_What to do_: Quote every entry word for word.

_The data_:
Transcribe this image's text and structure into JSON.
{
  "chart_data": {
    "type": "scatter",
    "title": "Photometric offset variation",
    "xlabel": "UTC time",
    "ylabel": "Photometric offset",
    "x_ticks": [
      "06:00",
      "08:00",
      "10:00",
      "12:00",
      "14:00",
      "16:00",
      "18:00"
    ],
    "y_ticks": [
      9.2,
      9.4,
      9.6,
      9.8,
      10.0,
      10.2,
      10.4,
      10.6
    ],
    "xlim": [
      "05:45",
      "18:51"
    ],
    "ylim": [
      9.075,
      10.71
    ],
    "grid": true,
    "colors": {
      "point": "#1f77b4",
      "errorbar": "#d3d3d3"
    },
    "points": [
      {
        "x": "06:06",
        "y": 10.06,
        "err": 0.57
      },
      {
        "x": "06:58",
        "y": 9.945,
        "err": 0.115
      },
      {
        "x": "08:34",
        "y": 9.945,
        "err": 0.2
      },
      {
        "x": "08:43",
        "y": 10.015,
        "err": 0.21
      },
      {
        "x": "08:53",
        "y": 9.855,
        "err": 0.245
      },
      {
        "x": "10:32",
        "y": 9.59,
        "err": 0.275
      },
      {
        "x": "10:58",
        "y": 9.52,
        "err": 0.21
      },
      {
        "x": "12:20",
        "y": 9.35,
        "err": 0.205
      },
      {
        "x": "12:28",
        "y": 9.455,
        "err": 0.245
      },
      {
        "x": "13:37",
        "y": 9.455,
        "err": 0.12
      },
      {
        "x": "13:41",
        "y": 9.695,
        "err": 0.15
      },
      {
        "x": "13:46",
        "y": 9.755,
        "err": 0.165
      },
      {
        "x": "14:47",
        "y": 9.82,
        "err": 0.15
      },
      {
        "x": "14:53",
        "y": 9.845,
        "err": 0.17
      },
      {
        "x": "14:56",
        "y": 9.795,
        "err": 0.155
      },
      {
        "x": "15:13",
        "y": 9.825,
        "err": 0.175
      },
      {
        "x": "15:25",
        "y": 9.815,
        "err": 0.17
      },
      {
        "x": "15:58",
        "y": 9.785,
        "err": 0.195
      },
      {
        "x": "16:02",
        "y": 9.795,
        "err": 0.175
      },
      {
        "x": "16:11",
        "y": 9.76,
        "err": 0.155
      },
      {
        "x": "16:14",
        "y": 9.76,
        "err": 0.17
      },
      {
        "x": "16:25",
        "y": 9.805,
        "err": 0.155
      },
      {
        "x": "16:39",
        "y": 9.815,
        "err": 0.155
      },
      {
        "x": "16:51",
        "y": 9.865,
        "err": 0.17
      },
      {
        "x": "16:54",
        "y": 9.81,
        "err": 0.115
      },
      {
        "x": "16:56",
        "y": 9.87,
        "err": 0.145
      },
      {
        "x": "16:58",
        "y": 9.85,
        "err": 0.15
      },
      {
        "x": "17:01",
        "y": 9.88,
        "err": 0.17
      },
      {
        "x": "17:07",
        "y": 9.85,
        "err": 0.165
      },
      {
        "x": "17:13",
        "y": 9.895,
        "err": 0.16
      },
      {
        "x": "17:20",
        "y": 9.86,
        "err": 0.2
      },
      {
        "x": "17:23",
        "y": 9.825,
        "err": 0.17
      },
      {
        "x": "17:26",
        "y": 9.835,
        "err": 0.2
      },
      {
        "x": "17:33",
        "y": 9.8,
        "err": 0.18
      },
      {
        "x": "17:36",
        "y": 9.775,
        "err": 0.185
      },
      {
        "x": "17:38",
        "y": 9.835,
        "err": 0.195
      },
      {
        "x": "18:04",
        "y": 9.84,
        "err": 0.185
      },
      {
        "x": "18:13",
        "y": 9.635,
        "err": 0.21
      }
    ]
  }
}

_Answer to this exercise_:
Transcribe this image's text and structure into JSON.
{
  "chart_data": {
    "type": "scatter",
    "title": "Photometric offset variation",
    "xlabel": "UTC time",
    "ylabel": "Photometric offset",
    "x_ticks": [
      "06:00",
      "08:00",
      "10:00",
      "12:00",
      "14:00",
      "16:00",
      "18:00"
    ],
    "y_ticks": [
      9.2,
      9.4,
      9.6,
      9.8,
      10.0,
      10.2,
      10.4,
      10.6
    ],
    "xlim": [
      "05:45",
      "18:51"
    ],
    "ylim": [
      9.075,
      10.71
    ],
    "grid": true,
    "colors": {
      "point": "#1f77b4",
      "errorbar": "#d3d3d3"
    },
    "points": [
      {
        "x": "06:06",
        "y": 10.06,
        "err": 0.57
      },
      {
        "x": "06:58",
        "y": 9.945,
        "err": 0.115
      },
      {
        "x": "08:34",
        "y": 9.945,
        "err": 0.2
      },
      {
        "x": "08:43",
        "y": 10.015,
        "err": 0.21
      },
      {
        "x": "08:53",
        "y": 9.855,
        "err": 0.245
      },
      {
        "x": "10:32",
        "y": 9.59,
        "err": 0.275
      },
      {
        "x": "10:58",
        "y": 9.52,
        "err": 0.21
      },
      {
        "x": "12:20",
        "y": 9.35,
        "err": 0.205
      },
      {
        "x": "12:28",
        "y": 9.455,
        "err": 0.245
      },
      {
        "x": "13:37",
        "y": 9.455,
        "err": 0.12
      },
      {
        "x": "13:41",
        "y": 9.695,
        "err": 0.15
      },
      {
        "x": "13:46",
        "y": 9.755,
        "err": 0.165
      },
      {
        "x": "14:47",
        "y": 9.82,
        "err": 0.15
      },
      {
        "x": "14:53",
        "y": 9.845,
        "err": 0.17
      },
      {
        "x": "14:56",
        "y": 9.795,
        "err": 0.155
      },
      {
        "x": "15:13",
        "y": 9.825,
        "err": 0.175
      },
      {
        "x": "15:25",
        "y": 9.815,
        "err": 0.17
      },
      {
        "x": "15:58",
        "y": 9.785,
        "err": 0.195
      },
      {
        "x": "16:02",
        "y": 9.795,
        "err": 0.175
      },
      {
        "x": "16:11",
        "y": 9.76,
        "err": 0.155
      },
      {
        "x": "16:14",
        "y": 9.76,
        "err": 0.17
      },
      {
        "x": "16:25",
        "y": 9.805,
        "err": 0.155
      },
      {
        "x": "16:39",
        "y": 9.815,
        "err": 0.155
      },
      {
        "x": "16:51",
        "y": 9.865,
        "err": 0.17
      },
      {
        "x": "16:54",
        "y": 9.81,
        "err": 0.115
      },
      {
        "x": "16:56",
        "y": 9.87,
        "err": 0.145
      },
      {
        "x": "16:58",
        "y": 9.85,
        "err": 0.15
      },
      {
        "x": "17:01",
        "y": 9.88,
        "err": 0.17
      },
      {
        "x": "17:07",
        "y": 9.85,
        "err": 0.165
      },
      {
        "x": "17:13",
        "y": 9.895,
        "err": 0.16
      },
      {
        "x": "17:20",
        "y": 9.86,
        "err": 0.2
      },
      {
        "x": "17:23",
        "y": 9.825,
        "err": 0.17
      },
      {
        "x": "17:26",
        "y": 9.835,
        "err": 0.2
      },
      {
        "x": "17:33",
        "y": 9.8,
        "err": 0.18
      },
      {
        "x": "17:36",
        "y": 9.775,
        "err": 0.185
      },
      {
        "x": "17:38",
        "y": 9.835,
        "err": 0.195
      },
      {
        "x": "18:04",
        "y": 9.84,
        "err": 0.185
      },
      {
        "x": "18:13",
        "y": 9.635,
        "err": 0.21
      }
    ]
  }
}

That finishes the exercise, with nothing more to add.